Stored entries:
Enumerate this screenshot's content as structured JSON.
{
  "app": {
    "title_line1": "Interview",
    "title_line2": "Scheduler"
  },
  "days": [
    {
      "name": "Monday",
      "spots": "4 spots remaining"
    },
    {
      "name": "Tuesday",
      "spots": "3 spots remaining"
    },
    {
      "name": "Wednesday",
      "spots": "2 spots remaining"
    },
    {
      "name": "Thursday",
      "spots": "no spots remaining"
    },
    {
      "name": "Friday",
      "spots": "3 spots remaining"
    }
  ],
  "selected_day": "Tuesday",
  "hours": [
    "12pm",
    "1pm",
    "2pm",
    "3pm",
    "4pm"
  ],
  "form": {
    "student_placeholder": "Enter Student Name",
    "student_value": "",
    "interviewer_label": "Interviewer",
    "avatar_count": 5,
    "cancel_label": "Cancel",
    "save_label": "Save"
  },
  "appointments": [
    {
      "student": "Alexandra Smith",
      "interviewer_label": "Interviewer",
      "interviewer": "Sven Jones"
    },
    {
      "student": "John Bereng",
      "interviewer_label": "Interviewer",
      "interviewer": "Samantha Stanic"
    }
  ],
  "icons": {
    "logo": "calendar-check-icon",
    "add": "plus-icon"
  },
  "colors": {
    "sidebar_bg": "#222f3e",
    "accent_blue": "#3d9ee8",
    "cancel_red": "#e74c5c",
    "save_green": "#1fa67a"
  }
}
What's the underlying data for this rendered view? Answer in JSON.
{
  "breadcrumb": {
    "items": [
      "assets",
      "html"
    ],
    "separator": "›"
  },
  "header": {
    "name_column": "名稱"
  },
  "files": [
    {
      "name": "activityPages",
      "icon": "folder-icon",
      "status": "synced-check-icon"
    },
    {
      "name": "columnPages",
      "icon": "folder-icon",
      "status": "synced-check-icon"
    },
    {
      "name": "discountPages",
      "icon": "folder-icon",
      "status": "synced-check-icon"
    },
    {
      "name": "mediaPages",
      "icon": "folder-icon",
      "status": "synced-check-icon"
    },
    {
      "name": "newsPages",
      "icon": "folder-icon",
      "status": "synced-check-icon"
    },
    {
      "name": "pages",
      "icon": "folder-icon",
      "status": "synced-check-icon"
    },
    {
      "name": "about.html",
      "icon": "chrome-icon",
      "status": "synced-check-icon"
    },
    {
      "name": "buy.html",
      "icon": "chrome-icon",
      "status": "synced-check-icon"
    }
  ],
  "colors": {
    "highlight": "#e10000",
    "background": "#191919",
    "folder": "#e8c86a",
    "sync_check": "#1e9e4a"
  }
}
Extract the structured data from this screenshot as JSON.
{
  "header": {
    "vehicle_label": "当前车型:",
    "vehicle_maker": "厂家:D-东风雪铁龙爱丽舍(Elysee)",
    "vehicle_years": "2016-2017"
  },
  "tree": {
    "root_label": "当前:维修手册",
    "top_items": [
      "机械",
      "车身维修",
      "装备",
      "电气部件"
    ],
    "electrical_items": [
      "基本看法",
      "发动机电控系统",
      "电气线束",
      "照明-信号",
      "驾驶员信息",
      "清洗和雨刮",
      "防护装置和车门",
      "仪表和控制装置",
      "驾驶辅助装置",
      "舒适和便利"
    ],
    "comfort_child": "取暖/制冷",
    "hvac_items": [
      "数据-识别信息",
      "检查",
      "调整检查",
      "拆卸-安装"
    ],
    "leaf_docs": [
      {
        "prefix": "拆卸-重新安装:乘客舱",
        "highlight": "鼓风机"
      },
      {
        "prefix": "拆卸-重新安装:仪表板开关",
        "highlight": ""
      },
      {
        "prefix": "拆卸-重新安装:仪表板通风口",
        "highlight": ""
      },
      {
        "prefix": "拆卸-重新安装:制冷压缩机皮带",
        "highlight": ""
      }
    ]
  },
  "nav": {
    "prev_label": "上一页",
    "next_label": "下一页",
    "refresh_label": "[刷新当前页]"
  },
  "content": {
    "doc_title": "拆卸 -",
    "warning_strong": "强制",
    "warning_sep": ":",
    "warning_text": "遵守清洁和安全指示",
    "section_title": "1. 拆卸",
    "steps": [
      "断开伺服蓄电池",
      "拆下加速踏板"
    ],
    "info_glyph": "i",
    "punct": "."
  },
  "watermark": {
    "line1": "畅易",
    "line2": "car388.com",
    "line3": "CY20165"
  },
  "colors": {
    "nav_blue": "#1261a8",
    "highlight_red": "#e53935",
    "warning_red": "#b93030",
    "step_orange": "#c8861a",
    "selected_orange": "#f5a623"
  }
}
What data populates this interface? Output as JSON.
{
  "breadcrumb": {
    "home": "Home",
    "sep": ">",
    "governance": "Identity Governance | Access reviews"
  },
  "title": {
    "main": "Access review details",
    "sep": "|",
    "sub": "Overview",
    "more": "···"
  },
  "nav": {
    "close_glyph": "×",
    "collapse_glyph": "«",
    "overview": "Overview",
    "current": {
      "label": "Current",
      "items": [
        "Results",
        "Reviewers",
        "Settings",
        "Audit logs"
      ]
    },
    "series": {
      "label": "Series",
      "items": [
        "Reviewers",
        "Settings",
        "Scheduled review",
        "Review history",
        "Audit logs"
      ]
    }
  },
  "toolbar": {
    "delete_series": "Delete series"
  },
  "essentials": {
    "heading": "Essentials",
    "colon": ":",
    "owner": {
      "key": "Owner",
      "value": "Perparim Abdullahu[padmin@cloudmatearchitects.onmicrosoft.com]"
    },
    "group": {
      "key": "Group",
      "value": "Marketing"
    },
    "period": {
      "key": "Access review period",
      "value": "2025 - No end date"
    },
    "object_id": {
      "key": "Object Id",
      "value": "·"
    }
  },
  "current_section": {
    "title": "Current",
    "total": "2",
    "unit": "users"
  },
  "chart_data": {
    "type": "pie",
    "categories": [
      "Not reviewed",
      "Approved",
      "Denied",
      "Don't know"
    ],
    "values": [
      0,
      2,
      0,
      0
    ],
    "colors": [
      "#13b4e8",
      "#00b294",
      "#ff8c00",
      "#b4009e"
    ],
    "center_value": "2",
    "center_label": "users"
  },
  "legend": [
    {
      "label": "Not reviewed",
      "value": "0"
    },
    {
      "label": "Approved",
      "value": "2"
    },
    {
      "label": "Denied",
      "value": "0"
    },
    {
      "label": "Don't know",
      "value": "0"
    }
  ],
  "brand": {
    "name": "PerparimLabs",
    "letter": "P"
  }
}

Written instruction: From the data above, work out how many lines contain the string "prefix" and reply with only the number.

Reply to the exercise: 4